> [Dataset rows]:

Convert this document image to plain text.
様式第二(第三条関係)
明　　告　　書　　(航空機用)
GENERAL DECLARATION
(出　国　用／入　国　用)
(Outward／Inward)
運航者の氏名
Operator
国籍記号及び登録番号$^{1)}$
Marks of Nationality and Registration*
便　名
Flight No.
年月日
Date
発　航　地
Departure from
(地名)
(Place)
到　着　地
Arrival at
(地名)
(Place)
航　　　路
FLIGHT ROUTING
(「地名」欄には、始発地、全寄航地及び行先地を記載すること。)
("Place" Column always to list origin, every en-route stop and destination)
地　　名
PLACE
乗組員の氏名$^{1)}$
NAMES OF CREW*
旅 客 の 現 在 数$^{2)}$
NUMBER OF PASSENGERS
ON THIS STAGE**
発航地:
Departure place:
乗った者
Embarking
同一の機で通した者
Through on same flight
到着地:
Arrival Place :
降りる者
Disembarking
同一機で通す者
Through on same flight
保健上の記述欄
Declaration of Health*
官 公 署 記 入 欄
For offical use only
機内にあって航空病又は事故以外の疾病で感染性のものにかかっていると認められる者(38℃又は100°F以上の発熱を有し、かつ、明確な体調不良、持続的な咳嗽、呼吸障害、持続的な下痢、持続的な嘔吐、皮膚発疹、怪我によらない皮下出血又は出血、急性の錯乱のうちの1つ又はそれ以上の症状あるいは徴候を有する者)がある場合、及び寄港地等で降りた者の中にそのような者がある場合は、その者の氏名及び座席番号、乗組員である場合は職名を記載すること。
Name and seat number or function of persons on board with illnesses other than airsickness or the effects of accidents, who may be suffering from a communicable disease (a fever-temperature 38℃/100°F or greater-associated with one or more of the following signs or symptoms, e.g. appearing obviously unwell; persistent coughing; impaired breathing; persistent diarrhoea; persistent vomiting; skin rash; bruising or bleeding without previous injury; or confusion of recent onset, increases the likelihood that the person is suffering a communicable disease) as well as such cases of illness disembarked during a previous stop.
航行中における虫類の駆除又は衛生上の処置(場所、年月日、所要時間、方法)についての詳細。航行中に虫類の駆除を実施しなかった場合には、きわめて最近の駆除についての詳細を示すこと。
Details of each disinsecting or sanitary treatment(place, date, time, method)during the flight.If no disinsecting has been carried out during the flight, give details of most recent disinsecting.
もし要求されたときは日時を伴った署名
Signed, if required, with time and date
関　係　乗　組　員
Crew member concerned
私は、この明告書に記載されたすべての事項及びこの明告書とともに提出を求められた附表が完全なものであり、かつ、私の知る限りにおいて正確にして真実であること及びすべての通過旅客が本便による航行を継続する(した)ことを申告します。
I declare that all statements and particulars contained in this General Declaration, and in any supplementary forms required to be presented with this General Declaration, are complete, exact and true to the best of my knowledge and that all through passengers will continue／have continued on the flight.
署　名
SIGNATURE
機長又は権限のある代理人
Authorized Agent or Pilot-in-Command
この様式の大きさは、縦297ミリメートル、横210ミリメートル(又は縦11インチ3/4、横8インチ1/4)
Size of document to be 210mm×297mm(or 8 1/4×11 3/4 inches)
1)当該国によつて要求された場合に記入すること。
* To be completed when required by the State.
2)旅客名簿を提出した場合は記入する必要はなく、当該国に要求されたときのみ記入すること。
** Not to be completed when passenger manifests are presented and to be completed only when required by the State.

> [Required work]:
Copy out the lines that hold "presented".

> [Result for this exercise]:
I declare that all statements and particulars contained in this General Declaration, and in any supplementary forms required to be presented with this General Declaration, are complete, exact and true to the best of my knowledge and that all through passengers will continue／have continued on the flight.
** Not to be completed when passenger manifests are presented and to be completed only when required by the State.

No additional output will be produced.